- MATERIAL FOR THIS EXERCISE:
□ □ □ □ □ □ □

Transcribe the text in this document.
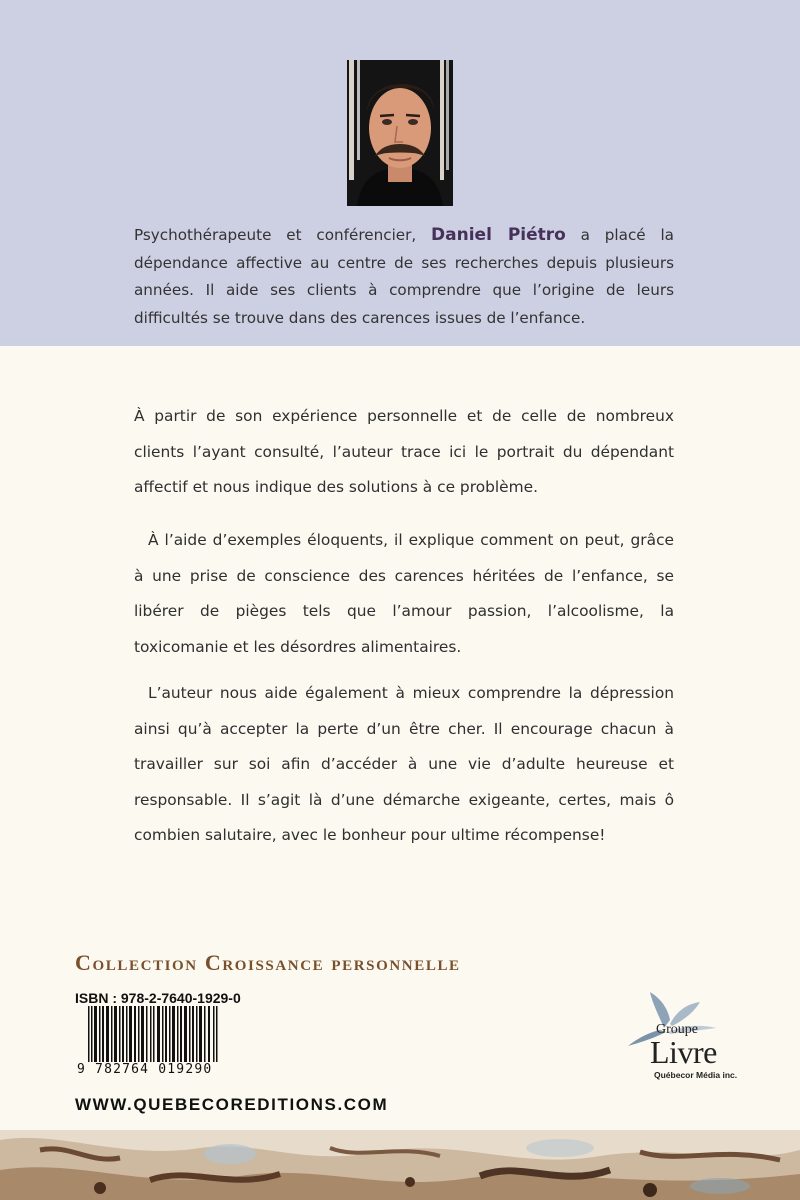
Psychothérapeute et conférencier, Daniel Piétro a placé la dépendance affective au centre de ses recherches depuis plusieurs années. Il aide ses clients à comprendre que l’origine de leurs difficultés se trouve dans des carences issues de l’enfance.

À partir de son expérience personnelle et de celle de nombreux clients l’ayant consulté, l’auteur trace ici le portrait du dépendant affectif et nous indique des solutions à ce problème.

À l’aide d’exemples éloquents, il explique comment on peut, grâce à une prise de conscience des carences héritées de l’enfance, se libérer de pièges tels que l’amour passion, l’alcoolisme, la toxicomanie et les désordres alimentaires.

L’auteur nous aide également à mieux comprendre la dépression ainsi qu’à accepter la perte d’un être cher. Il encourage chacun à travailler sur soi afin d’accéder à une vie d’adulte heureuse et responsable. Il s’agit là d’une démarche exigeante, certes, mais ô combien salutaire, avec le bonheur pour ultime récompense!

Collection Croissance personnelle
ISBN : 978-2-7640-1929-0
9 782764 019290
WWW.QUEBECOREDITIONS.COM
Groupe
Livre
Québecor Média inc.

□ □ □ □ □ □ □

- GIVEN REQUEST: Can you retype every record above exactly, leaving out the pictures?

- TASK OUTPUT:
Transcribe the text in this document.
Psychothérapeute et conférencier, Daniel Piétro a placé la dépendance affective au centre de ses recherches depuis plusieurs années. Il aide ses clients à comprendre que l’origine de leurs difficultés se trouve dans des carences issues de l’enfance.

À partir de son expérience personnelle et de celle de nombreux clients l’ayant consulté, l’auteur trace ici le portrait du dépendant affectif et nous indique des solutions à ce problème.

À l’aide d’exemples éloquents, il explique comment on peut, grâce à une prise de conscience des carences héritées de l’enfance, se libérer de pièges tels que l’amour passion, l’alcoolisme, la toxicomanie et les désordres alimentaires.

L’auteur nous aide également à mieux comprendre la dépression ainsi qu’à accepter la perte d’un être cher. Il encourage chacun à travailler sur soi afin d’accéder à une vie d’adulte heureuse et responsable. Il s’agit là d’une démarche exigeante, certes, mais ô combien salutaire, avec le bonheur pour ultime récompense!

Collection Croissance personnelle
ISBN : 978-2-7640-1929-0
9 782764 019290
WWW.QUEBECOREDITIONS.COM
Groupe
Livre
Québecor Média inc.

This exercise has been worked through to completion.